## PROBLEM DESCRIPTION
In the listing that follows, count each line where the word "Accreditation" appears; write nothing but the count.

## RECORDS TO USE
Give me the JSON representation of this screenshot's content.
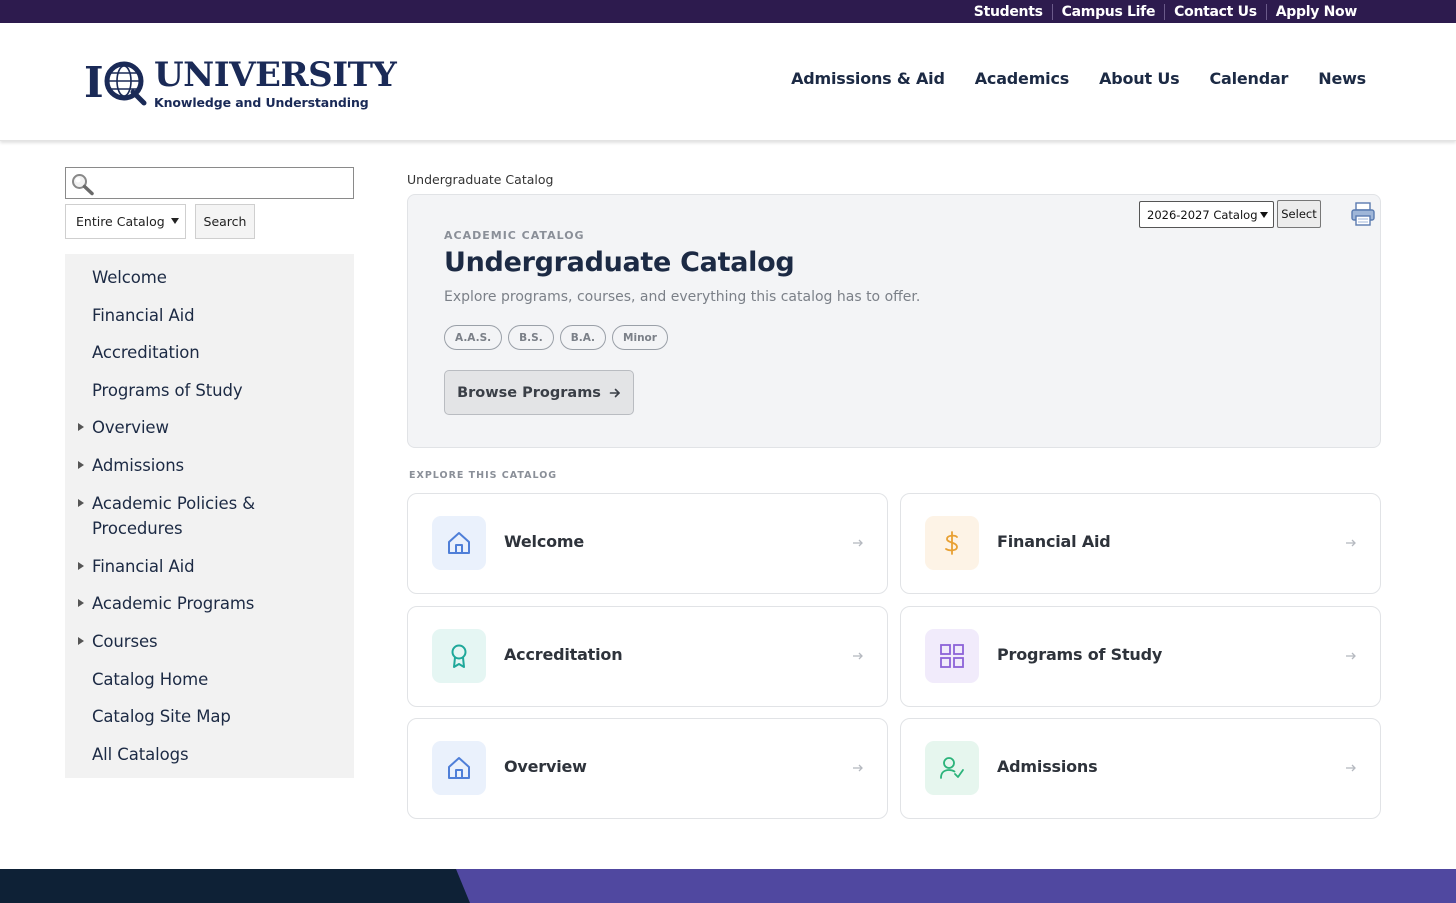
{
  "utility_nav": [
    "Students",
    "Campus Life",
    "Contact Us",
    "Apply Now"
  ],
  "logo": {
    "wordmark": "UNIVERSITY",
    "tagline": "Knowledge and Understanding"
  },
  "main_nav": [
    "Admissions & Aid",
    "Academics",
    "About Us",
    "Calendar",
    "News"
  ],
  "search": {
    "query": "",
    "scope": "Entire Catalog",
    "button_label": "Search"
  },
  "sidebar": {
    "items": [
      {
        "label": "Welcome",
        "expandable": false
      },
      {
        "label": "Financial Aid",
        "expandable": false
      },
      {
        "label": "Accreditation",
        "expandable": false
      },
      {
        "label": "Programs of Study",
        "expandable": false
      },
      {
        "label": "Overview",
        "expandable": true
      },
      {
        "label": "Admissions",
        "expandable": true
      },
      {
        "label": "Academic Policies & Procedures",
        "expandable": true
      },
      {
        "label": "Financial Aid",
        "expandable": true
      },
      {
        "label": "Academic Programs",
        "expandable": true
      },
      {
        "label": "Courses",
        "expandable": true
      },
      {
        "label": "Catalog Home",
        "expandable": false
      },
      {
        "label": "Catalog Site Map",
        "expandable": false
      },
      {
        "label": "All Catalogs",
        "expandable": false
      }
    ]
  },
  "breadcrumb": "Undergraduate Catalog",
  "catalog_picker": {
    "selected": "2026-2027 Catalog",
    "button_label": "Select"
  },
  "hero": {
    "eyebrow": "ACADEMIC CATALOG",
    "title": "Undergraduate Catalog",
    "subtitle": "Explore programs, courses, and everything this catalog has to offer.",
    "degree_tags": [
      "A.A.S.",
      "B.S.",
      "B.A.",
      "Minor"
    ],
    "cta_label": "Browse Programs"
  },
  "explore": {
    "section_label": "EXPLORE THIS CATALOG",
    "cards": [
      {
        "title": "Welcome",
        "icon": "home-icon",
        "color": "#4f7fd8",
        "bg": "#eaf1fc"
      },
      {
        "title": "Financial Aid",
        "icon": "dollar-icon",
        "color": "#e8a033",
        "bg": "#fdf3e6"
      },
      {
        "title": "Accreditation",
        "icon": "award-ribbon-icon",
        "color": "#1fa89a",
        "bg": "#e5f6f3"
      },
      {
        "title": "Programs of Study",
        "icon": "grid-icon",
        "color": "#8c63d8",
        "bg": "#f1ebfb"
      },
      {
        "title": "Overview",
        "icon": "home-icon",
        "color": "#4f7fd8",
        "bg": "#eaf1fc"
      },
      {
        "title": "Admissions",
        "icon": "user-check-icon",
        "color": "#2bb37a",
        "bg": "#e6f6ee"
      }
    ]
  },
  "colors": {
    "utility_bar": "#2d1b4e",
    "brand_navy": "#1a2a57",
    "footer_dark": "#0e2136",
    "footer_purple": "#5048a0"
  }
}
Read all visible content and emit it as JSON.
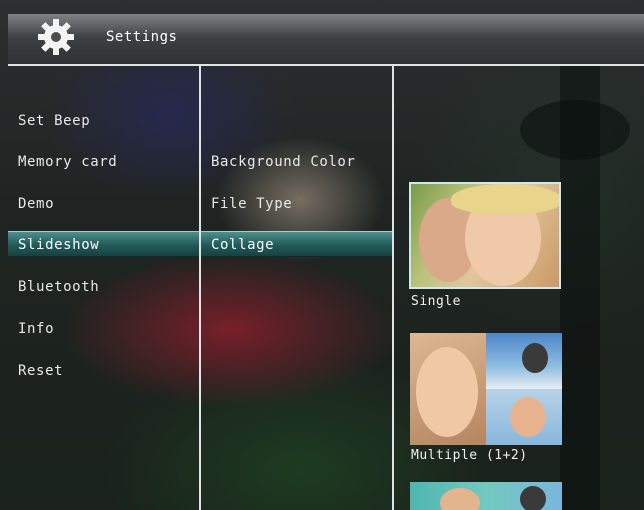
{
  "header": {
    "title": "Settings",
    "icon": "gear-icon"
  },
  "menu": {
    "items": [
      {
        "label": "Set Beep",
        "selected": false
      },
      {
        "label": "Memory card",
        "selected": false
      },
      {
        "label": "Demo",
        "selected": false
      },
      {
        "label": "Slideshow",
        "selected": true
      },
      {
        "label": "Bluetooth",
        "selected": false
      },
      {
        "label": "Info",
        "selected": false
      },
      {
        "label": "Reset",
        "selected": false
      }
    ]
  },
  "submenu": {
    "items": [
      {
        "label": "Background Color",
        "selected": false
      },
      {
        "label": "File Type",
        "selected": false
      },
      {
        "label": "Collage",
        "selected": true
      }
    ]
  },
  "options": {
    "items": [
      {
        "label": "Single",
        "selected": true
      },
      {
        "label": "Multiple (1+2)",
        "selected": false
      }
    ]
  },
  "colors": {
    "selection": "#2a6b69",
    "divider": "#dfe4e2"
  }
}
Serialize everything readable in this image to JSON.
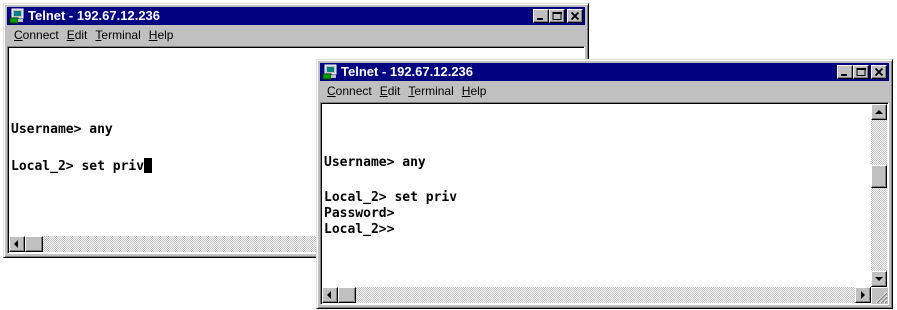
{
  "windows": [
    {
      "title": "Telnet - 192.67.12.236",
      "menu": [
        "Connect",
        "Edit",
        "Terminal",
        "Help"
      ],
      "menu_accel": [
        "C",
        "E",
        "T",
        "H"
      ],
      "lines": [
        "Username> any",
        "Local_2> set priv"
      ]
    },
    {
      "title": "Telnet - 192.67.12.236",
      "menu": [
        "Connect",
        "Edit",
        "Terminal",
        "Help"
      ],
      "menu_accel": [
        "C",
        "E",
        "T",
        "H"
      ],
      "lines": [
        "Username> any",
        "Local_2> set priv",
        "Password>",
        "Local_2>>"
      ]
    }
  ],
  "colors": {
    "titlebar": "#000080",
    "chrome": "#c0c0c0",
    "terminal_bg": "#ffffff",
    "text": "#000000"
  },
  "icons": [
    "telnet-app-icon",
    "minimize-icon",
    "maximize-icon",
    "close-icon",
    "arrow-up-icon",
    "arrow-down-icon",
    "arrow-left-icon",
    "arrow-right-icon"
  ]
}
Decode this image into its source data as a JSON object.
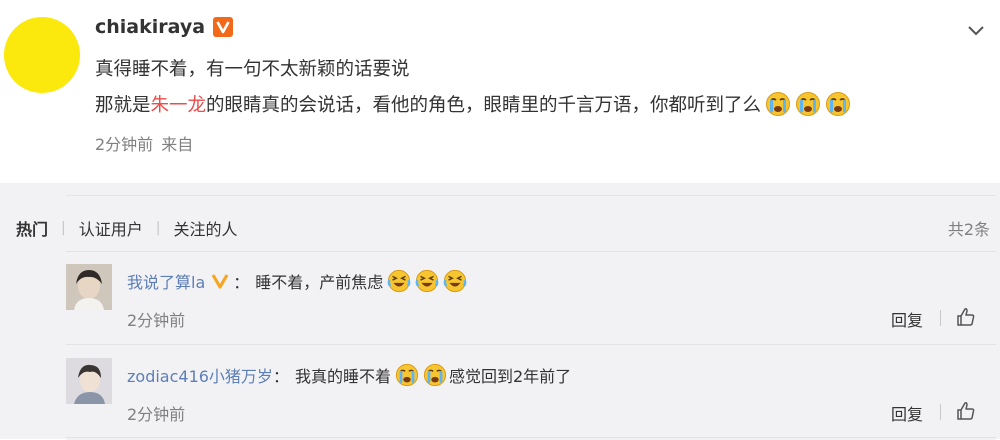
{
  "post": {
    "username": "chiakiraya",
    "line1": "真得睡不着，有一句不太新颖的话要说",
    "line2_before": "那就是",
    "line2_highlight": "朱一龙",
    "line2_after": "的眼睛真的会说话，看他的角色，眼睛里的千言万语，你都听到了么",
    "time": "2分钟前",
    "source": "来自"
  },
  "comments_section": {
    "tabs": [
      "热门",
      "认证用户",
      "关注的人"
    ],
    "count_label": "共2条",
    "comments": [
      {
        "username": "我说了算la",
        "colon": "：",
        "text_before": "睡不着，产前焦虑",
        "text_after": "",
        "time": "2分钟前",
        "reply_label": "回复"
      },
      {
        "username": "zodiac416小猪万岁",
        "colon": "：",
        "text_before": "我真的睡不着",
        "text_after": "感觉回到2年前了",
        "time": "2分钟前",
        "reply_label": "回复"
      }
    ]
  },
  "icons": {
    "verified_badge": "verified-v-icon",
    "expand": "chevron-down-icon",
    "like": "thumbs-up-icon",
    "emoji_cry": "crying-face-icon",
    "emoji_laugh_cry": "laughing-crying-face-icon"
  },
  "colors": {
    "highlight": "#eb4c4c",
    "username_link": "#5d7fb6",
    "avatar_yellow": "#fbe80c",
    "badge_orange": "#f26a19",
    "comment_bg": "#f2f2f5"
  }
}
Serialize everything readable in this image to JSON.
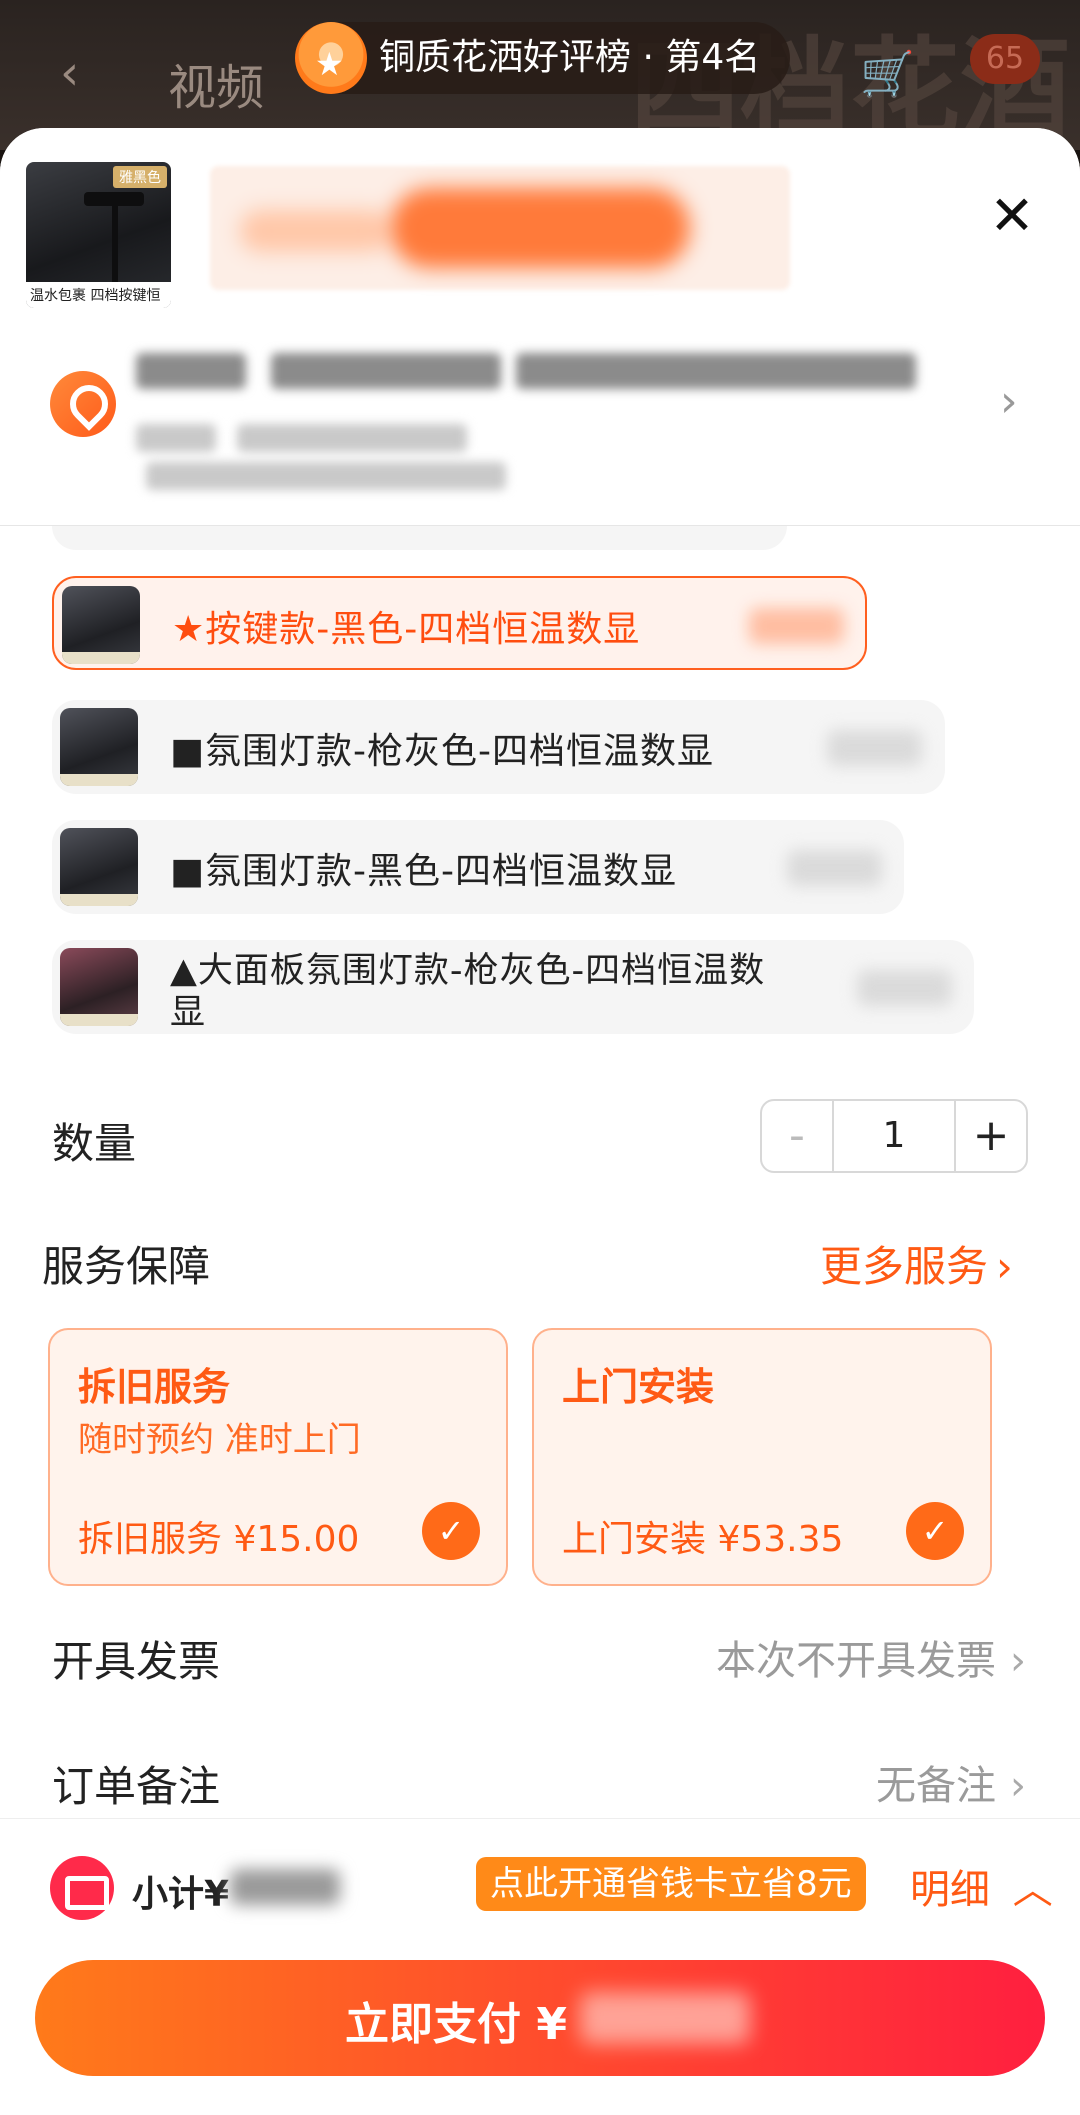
{
  "background": {
    "back_icon": "chevron-left",
    "nav_label": "视频",
    "cart_badge": "65",
    "bg_text": "四档花酒"
  },
  "rank": {
    "text": "铜质花洒好评榜 · 第4名",
    "icon": "medal-icon"
  },
  "header": {
    "product_thumb_tag": "雅黑色",
    "product_thumb_caption": "温水包裹 四档按键恒温数显花洒",
    "close_icon": "close-icon"
  },
  "address": {
    "chevron": "›"
  },
  "options": [
    {
      "label": "★按键款-黑色-四档恒温数显",
      "selected": true
    },
    {
      "label": "■氛围灯款-枪灰色-四档恒温数显",
      "selected": false
    },
    {
      "label": "■氛围灯款-黑色-四档恒温数显",
      "selected": false
    },
    {
      "label": "▲大面板氛围灯款-枪灰色-四档恒温数显",
      "selected": false
    }
  ],
  "quantity": {
    "label": "数量",
    "value": "1",
    "minus": "-",
    "plus": "+"
  },
  "services": {
    "label": "服务保障",
    "more_label": "更多服务",
    "cards": [
      {
        "title": "拆旧服务",
        "subtitle": "随时预约 准时上门",
        "price": "拆旧服务 ¥15.00",
        "checked": true
      },
      {
        "title": "上门安装",
        "subtitle": "",
        "price": "上门安装 ¥53.35",
        "checked": true
      }
    ]
  },
  "invoice": {
    "label": "开具发票",
    "value": "本次不开具发票"
  },
  "remark": {
    "label": "订单备注",
    "value": "无备注"
  },
  "footer": {
    "subtotal_label": "小计¥",
    "promo": "点此开通省钱卡立省8元",
    "detail": "明细",
    "pay_label": "立即支付 ¥"
  },
  "colors": {
    "accent": "#ff5a14",
    "pay_start": "#ff7a1a",
    "pay_end": "#ff1f3f"
  }
}
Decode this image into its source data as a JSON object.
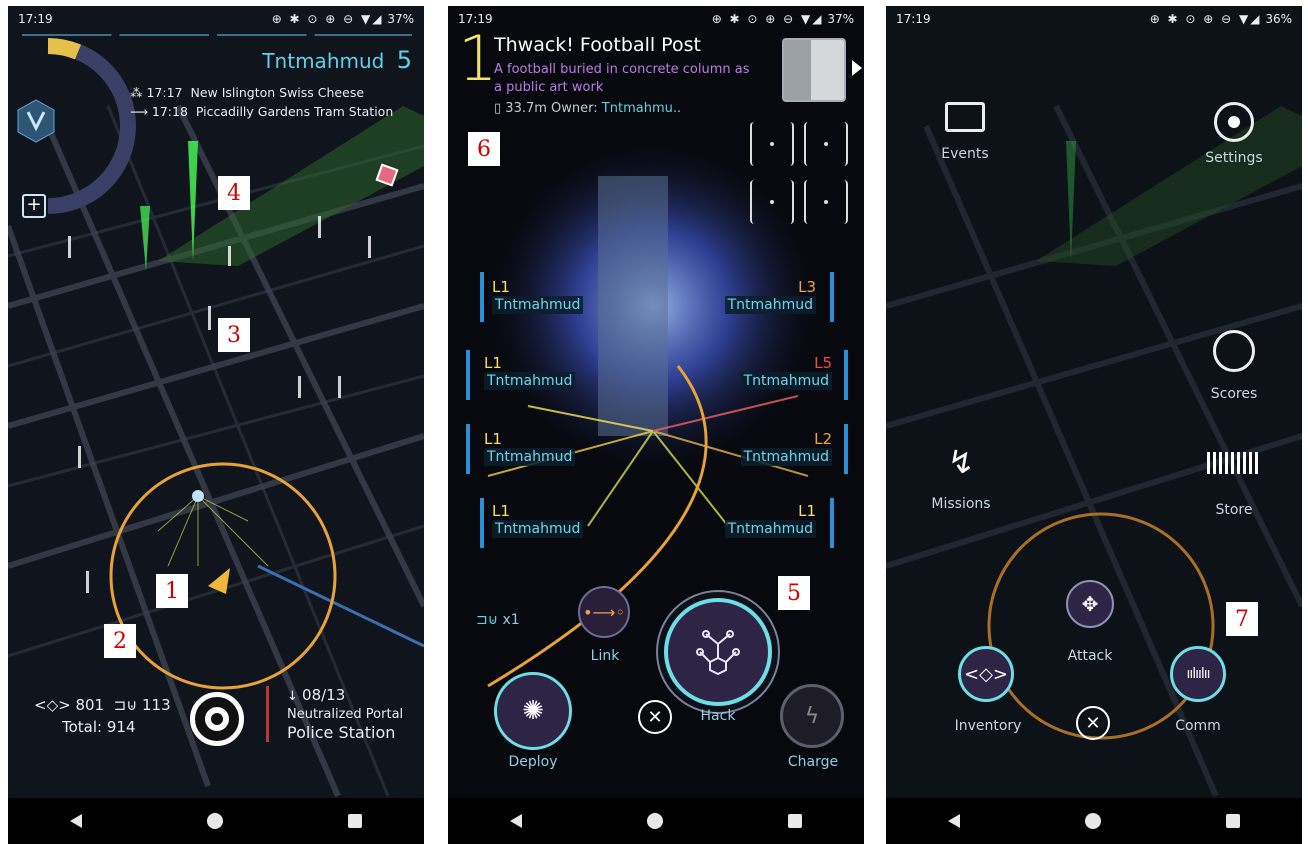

## TASK OUTPUT
2